▶ **GIVEN INSTRUCTION**
Count, in the entries, the lines with "JSON". Answer with the number only.
** Start of DATASET ENTRIES **
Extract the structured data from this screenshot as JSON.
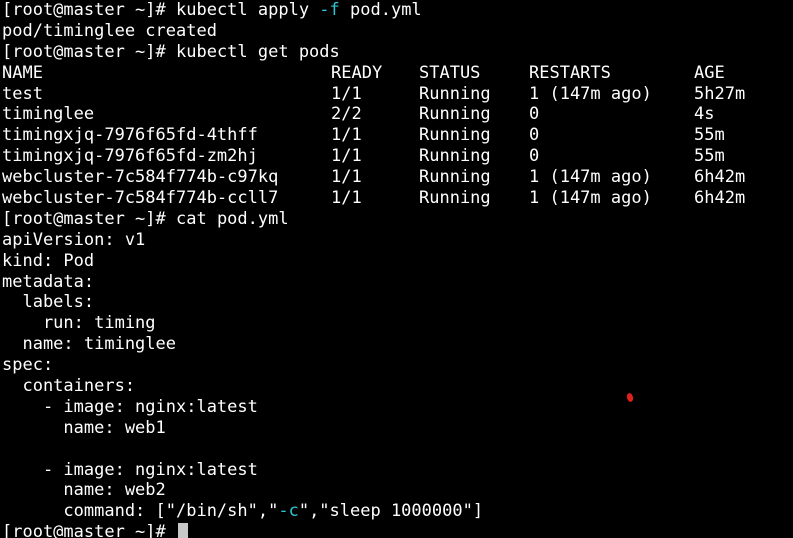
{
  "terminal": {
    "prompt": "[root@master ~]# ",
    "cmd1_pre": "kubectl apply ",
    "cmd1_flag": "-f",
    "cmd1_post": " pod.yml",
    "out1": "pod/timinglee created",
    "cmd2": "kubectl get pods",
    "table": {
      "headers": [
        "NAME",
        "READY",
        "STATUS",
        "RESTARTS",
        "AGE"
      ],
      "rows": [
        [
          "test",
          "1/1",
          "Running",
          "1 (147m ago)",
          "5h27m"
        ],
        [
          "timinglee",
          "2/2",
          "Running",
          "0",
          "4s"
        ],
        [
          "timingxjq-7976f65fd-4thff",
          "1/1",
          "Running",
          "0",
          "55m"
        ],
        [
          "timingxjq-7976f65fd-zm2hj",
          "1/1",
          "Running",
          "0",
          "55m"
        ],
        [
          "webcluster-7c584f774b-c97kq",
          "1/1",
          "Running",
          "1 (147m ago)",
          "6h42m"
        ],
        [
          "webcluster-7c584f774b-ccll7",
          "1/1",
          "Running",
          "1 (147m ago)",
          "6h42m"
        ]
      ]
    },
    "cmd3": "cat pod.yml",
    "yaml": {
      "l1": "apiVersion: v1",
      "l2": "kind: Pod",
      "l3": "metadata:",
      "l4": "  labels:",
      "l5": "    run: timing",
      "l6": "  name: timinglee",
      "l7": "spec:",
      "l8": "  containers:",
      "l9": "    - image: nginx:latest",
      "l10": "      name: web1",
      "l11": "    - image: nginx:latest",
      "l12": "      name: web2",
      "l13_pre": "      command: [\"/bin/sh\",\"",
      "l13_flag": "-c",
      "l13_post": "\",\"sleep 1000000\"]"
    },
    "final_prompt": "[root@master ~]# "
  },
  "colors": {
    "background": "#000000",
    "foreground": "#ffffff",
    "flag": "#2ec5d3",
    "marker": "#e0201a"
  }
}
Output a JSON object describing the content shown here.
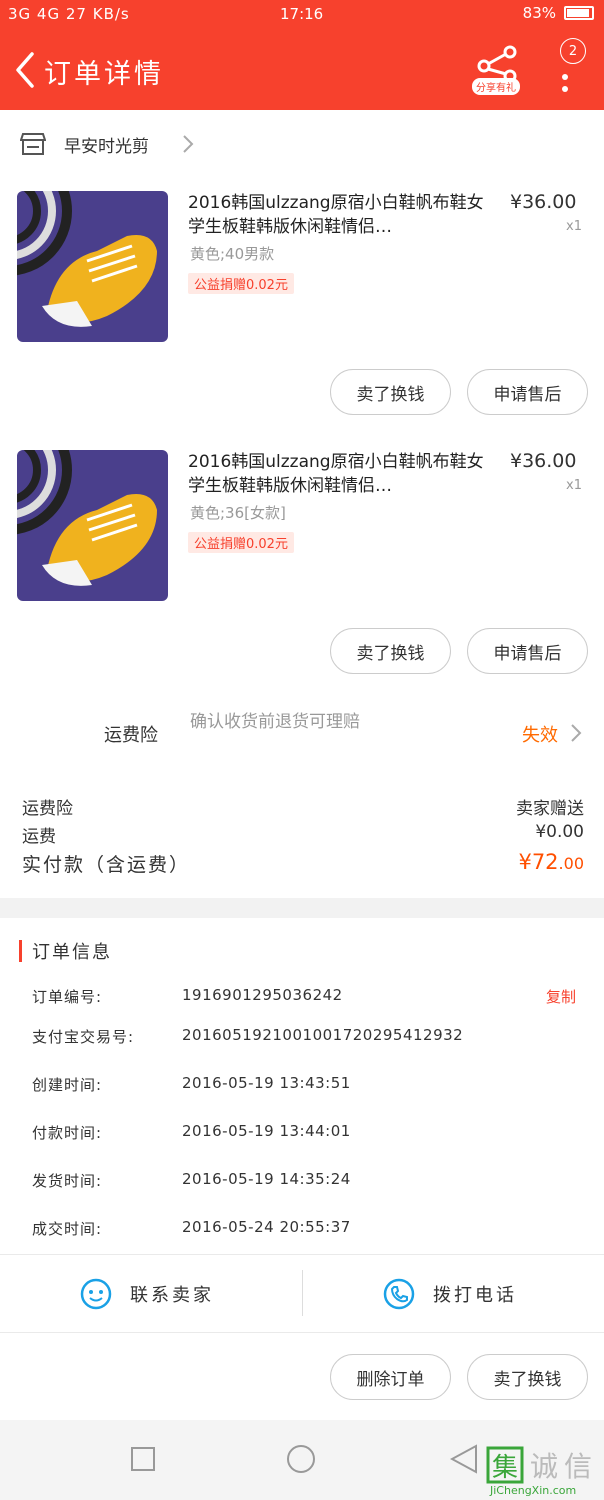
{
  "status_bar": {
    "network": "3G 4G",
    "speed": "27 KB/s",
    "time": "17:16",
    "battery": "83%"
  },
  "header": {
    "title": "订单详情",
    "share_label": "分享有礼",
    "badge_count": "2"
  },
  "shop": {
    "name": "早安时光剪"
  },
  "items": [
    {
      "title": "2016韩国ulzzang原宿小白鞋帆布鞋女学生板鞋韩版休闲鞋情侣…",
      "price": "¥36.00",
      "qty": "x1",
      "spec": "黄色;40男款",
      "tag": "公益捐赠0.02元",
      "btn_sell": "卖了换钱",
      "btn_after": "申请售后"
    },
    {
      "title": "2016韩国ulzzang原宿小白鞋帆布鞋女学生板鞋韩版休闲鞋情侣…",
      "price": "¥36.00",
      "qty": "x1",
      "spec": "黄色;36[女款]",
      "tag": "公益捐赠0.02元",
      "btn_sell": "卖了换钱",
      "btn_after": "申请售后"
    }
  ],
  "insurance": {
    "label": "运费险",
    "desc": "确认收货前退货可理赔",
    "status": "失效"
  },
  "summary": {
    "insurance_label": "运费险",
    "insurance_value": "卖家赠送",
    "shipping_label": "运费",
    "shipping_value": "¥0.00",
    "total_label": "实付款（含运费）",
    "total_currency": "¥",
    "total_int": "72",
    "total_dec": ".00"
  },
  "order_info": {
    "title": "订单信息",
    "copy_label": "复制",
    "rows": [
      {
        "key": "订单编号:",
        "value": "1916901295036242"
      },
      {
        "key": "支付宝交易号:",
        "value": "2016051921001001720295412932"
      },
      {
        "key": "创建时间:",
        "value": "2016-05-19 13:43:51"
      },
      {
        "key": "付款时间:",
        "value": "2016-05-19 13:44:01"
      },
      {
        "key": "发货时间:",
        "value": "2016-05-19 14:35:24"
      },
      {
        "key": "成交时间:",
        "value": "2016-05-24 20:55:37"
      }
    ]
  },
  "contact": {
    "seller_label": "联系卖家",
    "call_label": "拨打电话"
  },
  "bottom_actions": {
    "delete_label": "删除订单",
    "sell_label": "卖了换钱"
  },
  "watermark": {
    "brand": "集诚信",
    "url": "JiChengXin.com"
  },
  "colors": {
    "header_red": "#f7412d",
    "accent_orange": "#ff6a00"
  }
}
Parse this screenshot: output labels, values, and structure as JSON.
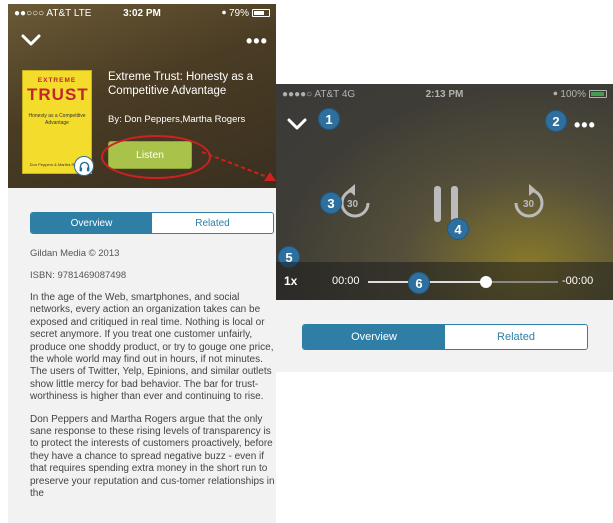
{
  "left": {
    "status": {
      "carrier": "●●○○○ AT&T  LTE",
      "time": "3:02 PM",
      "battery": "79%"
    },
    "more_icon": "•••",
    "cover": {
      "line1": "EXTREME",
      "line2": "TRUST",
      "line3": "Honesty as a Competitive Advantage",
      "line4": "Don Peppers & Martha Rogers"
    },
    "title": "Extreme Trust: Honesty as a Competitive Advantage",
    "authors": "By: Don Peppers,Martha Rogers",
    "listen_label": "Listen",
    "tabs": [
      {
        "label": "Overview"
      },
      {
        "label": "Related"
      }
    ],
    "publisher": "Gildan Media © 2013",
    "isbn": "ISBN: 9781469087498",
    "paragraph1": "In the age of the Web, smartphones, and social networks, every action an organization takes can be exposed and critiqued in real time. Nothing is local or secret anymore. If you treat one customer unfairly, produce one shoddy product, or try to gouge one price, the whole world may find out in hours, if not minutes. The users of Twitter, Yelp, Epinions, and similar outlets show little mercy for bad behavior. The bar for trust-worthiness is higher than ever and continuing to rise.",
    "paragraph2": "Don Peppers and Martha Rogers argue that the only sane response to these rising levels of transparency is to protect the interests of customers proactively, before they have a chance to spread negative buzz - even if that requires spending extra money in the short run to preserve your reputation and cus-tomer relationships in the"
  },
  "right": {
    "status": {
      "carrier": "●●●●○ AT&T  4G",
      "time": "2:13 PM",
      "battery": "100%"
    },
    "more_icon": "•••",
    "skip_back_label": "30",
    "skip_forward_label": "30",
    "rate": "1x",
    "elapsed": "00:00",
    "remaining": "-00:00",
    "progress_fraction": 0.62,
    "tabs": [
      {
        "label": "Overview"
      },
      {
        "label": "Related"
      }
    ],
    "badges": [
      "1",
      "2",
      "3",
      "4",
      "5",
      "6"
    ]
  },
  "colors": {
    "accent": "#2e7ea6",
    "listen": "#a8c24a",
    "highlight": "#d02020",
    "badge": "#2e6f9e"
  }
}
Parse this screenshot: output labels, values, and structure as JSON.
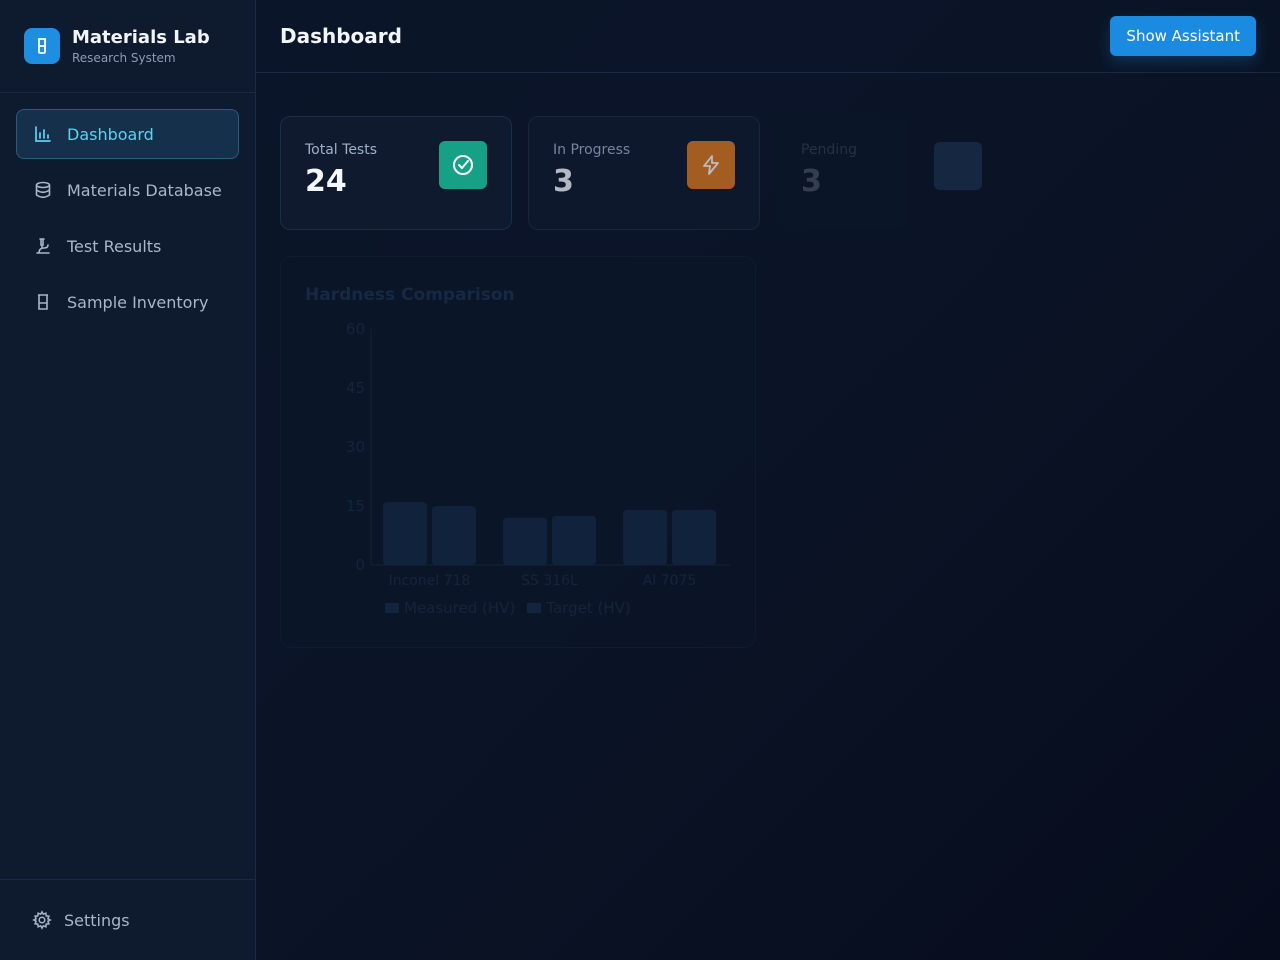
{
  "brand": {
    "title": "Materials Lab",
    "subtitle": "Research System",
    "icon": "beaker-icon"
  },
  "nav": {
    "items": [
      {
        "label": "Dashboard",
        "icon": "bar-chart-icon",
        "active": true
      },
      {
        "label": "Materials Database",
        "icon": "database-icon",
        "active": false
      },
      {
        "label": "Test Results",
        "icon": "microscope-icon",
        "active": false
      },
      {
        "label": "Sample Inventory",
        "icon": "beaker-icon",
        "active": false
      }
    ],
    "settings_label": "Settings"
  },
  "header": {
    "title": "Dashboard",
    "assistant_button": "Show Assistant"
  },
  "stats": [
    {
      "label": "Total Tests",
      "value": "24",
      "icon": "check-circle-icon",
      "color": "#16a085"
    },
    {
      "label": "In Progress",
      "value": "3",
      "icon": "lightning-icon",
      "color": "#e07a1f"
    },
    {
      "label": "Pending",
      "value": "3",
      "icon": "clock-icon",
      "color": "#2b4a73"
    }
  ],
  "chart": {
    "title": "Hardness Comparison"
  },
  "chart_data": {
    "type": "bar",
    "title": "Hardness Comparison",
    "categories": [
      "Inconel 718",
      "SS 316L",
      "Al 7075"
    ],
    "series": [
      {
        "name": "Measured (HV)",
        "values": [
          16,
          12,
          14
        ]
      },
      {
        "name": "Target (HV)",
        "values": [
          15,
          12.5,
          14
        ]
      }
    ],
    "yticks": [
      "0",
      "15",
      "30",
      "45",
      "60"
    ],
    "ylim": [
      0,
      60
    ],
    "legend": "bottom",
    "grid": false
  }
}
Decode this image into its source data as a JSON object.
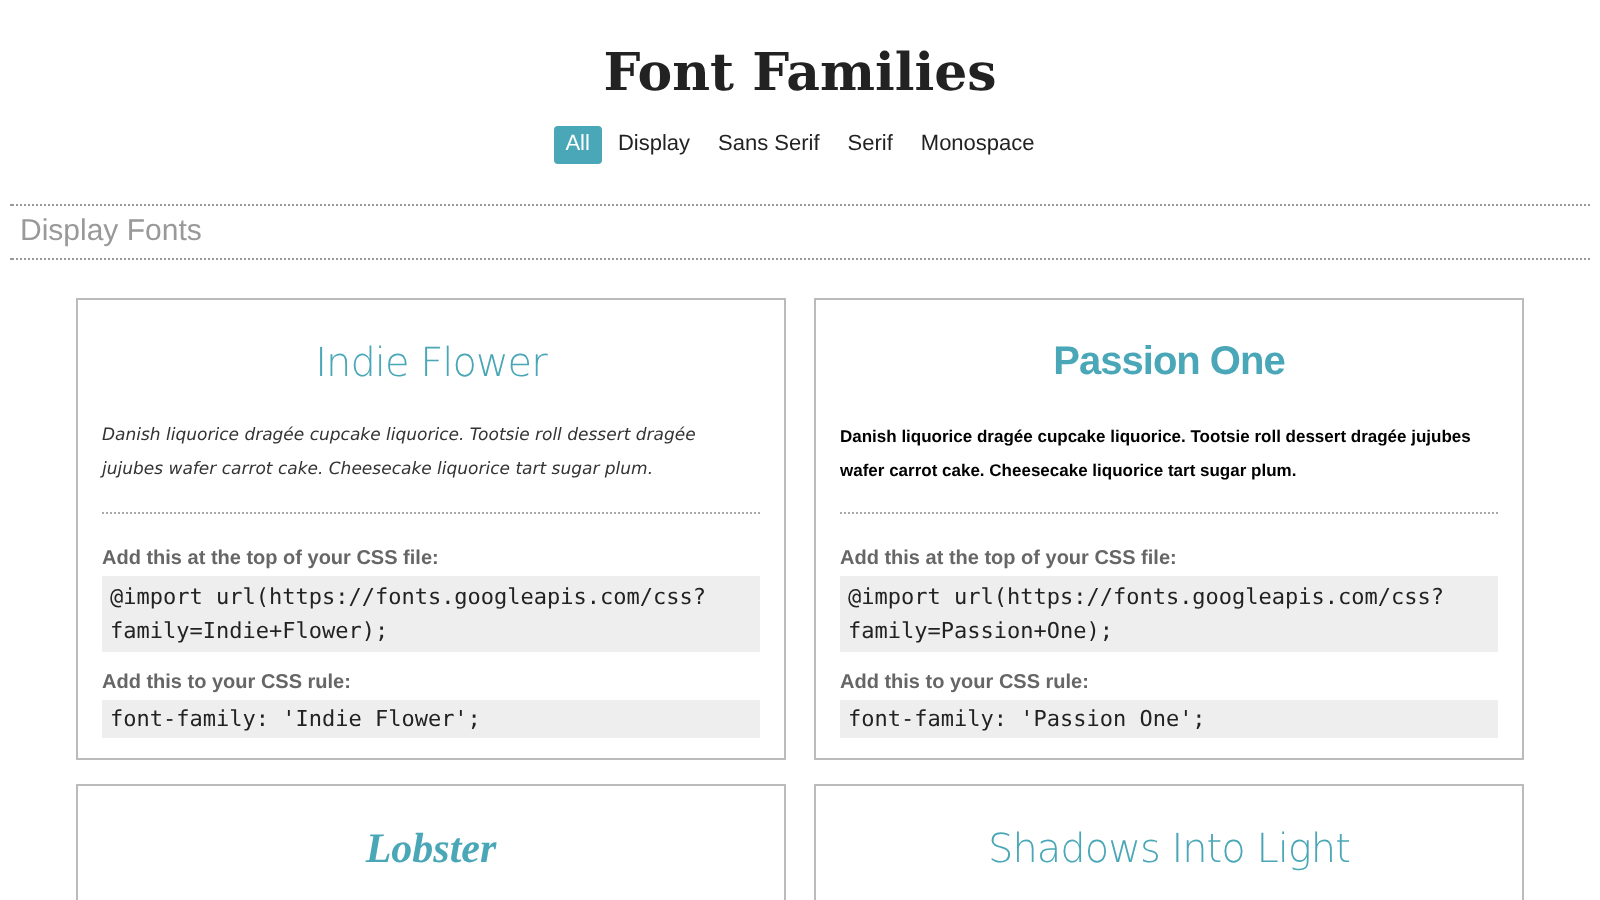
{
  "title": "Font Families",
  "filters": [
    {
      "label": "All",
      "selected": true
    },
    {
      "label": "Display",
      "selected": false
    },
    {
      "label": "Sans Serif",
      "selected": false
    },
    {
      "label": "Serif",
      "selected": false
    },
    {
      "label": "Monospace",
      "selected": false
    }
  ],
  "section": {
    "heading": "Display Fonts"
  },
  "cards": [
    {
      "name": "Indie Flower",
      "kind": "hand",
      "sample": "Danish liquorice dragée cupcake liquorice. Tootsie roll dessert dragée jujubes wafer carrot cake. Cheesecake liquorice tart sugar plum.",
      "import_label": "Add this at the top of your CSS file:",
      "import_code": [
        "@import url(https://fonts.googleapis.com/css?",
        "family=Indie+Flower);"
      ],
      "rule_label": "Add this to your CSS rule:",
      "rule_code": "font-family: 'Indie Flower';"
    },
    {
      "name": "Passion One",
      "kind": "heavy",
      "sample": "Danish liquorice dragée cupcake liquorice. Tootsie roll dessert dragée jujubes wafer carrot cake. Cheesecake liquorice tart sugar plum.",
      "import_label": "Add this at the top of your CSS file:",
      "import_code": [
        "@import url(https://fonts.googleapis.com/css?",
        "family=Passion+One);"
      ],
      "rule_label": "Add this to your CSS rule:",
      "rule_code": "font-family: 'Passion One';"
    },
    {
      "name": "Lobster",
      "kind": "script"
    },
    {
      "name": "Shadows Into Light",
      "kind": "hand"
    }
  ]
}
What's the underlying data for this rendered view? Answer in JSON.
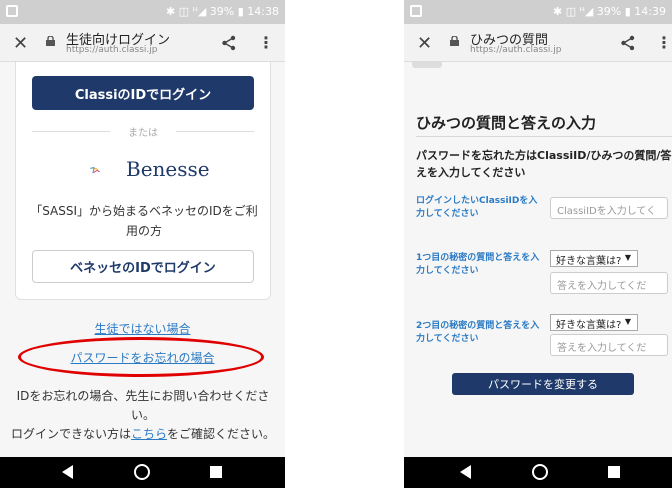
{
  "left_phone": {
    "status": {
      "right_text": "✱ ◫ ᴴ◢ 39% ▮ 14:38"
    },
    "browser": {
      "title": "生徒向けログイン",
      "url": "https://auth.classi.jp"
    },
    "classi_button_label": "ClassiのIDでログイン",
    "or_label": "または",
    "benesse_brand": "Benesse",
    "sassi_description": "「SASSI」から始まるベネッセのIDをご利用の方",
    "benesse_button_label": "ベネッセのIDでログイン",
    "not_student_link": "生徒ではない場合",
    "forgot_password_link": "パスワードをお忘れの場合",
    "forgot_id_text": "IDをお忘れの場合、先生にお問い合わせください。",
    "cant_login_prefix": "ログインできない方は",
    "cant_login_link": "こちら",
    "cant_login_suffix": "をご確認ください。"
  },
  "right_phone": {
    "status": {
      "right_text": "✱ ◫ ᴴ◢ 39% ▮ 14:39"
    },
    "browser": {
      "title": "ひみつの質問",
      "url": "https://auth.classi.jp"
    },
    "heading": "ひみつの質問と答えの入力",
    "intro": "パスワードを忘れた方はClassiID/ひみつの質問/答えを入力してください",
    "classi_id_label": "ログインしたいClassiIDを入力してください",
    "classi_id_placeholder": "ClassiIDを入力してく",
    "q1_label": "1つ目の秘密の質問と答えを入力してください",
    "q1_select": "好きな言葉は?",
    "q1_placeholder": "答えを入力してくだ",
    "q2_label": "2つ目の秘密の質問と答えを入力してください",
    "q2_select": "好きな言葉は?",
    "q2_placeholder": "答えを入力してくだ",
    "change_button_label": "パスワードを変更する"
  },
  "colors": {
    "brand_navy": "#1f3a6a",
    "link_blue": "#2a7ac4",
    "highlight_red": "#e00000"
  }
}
** End of DATASET ENTRIES **
▶ **COMPLETE RESPONSE**
6